Extracted material:
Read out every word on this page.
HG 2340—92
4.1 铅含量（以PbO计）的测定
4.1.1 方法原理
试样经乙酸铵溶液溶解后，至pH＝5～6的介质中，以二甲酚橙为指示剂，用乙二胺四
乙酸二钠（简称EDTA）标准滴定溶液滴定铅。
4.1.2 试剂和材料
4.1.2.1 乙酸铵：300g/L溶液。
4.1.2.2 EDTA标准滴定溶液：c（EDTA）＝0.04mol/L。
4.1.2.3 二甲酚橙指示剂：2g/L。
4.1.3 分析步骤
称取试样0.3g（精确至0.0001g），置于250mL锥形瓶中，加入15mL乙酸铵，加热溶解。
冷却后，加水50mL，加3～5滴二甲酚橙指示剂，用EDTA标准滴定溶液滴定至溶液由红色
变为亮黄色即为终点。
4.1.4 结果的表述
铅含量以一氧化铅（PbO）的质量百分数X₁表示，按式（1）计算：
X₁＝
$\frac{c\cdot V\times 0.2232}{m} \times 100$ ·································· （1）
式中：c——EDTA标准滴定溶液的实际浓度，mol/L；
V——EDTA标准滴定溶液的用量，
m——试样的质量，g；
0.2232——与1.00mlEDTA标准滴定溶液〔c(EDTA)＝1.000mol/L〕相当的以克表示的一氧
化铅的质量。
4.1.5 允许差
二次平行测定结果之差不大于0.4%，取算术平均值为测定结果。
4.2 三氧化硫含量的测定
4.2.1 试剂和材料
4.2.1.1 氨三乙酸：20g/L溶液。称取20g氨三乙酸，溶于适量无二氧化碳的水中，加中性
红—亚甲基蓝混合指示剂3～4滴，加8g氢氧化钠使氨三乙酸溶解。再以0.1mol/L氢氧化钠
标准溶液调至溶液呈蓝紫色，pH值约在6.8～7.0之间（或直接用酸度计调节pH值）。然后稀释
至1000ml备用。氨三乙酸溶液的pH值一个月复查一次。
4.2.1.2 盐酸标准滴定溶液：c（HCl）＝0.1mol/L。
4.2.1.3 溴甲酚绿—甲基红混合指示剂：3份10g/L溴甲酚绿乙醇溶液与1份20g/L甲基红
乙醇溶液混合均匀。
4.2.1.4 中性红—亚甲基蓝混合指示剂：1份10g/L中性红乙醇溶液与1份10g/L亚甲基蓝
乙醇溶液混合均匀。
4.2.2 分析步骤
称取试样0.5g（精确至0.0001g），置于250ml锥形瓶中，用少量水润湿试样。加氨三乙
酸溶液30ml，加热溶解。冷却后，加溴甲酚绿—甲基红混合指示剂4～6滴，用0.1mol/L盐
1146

Work instructions:
Repeat the entries above exactly, leaving nothing out.

Expected answer:
Read out every word on this page.
HG 2340—92
4.1 铅含量（以PbO计）的测定
4.1.1 方法原理
试样经乙酸铵溶液溶解后，至pH＝5～6的介质中，以二甲酚橙为指示剂，用乙二胺四
乙酸二钠（简称EDTA）标准滴定溶液滴定铅。
4.1.2 试剂和材料
4.1.2.1 乙酸铵：300g/L溶液。
4.1.2.2 EDTA标准滴定溶液：c（EDTA）＝0.04mol/L。
4.1.2.3 二甲酚橙指示剂：2g/L。
4.1.3 分析步骤
称取试样0.3g（精确至0.0001g），置于250mL锥形瓶中，加入15mL乙酸铵，加热溶解。
冷却后，加水50mL，加3～5滴二甲酚橙指示剂，用EDTA标准滴定溶液滴定至溶液由红色
变为亮黄色即为终点。
4.1.4 结果的表述
铅含量以一氧化铅（PbO）的质量百分数X₁表示，按式（1）计算：
X₁＝
$\frac{c\cdot V\times 0.2232}{m} \times 100$ ·································· （1）
式中：c——EDTA标准滴定溶液的实际浓度，mol/L；
V——EDTA标准滴定溶液的用量，
m——试样的质量，g；
0.2232——与1.00mlEDTA标准滴定溶液〔c(EDTA)＝1.000mol/L〕相当的以克表示的一氧
化铅的质量。
4.1.5 允许差
二次平行测定结果之差不大于0.4%，取算术平均值为测定结果。
4.2 三氧化硫含量的测定
4.2.1 试剂和材料
4.2.1.1 氨三乙酸：20g/L溶液。称取20g氨三乙酸，溶于适量无二氧化碳的水中，加中性
红—亚甲基蓝混合指示剂3～4滴，加8g氢氧化钠使氨三乙酸溶解。再以0.1mol/L氢氧化钠
标准溶液调至溶液呈蓝紫色，pH值约在6.8～7.0之间（或直接用酸度计调节pH值）。然后稀释
至1000ml备用。氨三乙酸溶液的pH值一个月复查一次。
4.2.1.2 盐酸标准滴定溶液：c（HCl）＝0.1mol/L。
4.2.1.3 溴甲酚绿—甲基红混合指示剂：3份10g/L溴甲酚绿乙醇溶液与1份20g/L甲基红
乙醇溶液混合均匀。
4.2.1.4 中性红—亚甲基蓝混合指示剂：1份10g/L中性红乙醇溶液与1份10g/L亚甲基蓝
乙醇溶液混合均匀。
4.2.2 分析步骤
称取试样0.5g（精确至0.0001g），置于250ml锥形瓶中，用少量水润湿试样。加氨三乙
酸溶液30ml，加热溶解。冷却后，加溴甲酚绿—甲基红混合指示剂4～6滴，用0.1mol/L盐
1146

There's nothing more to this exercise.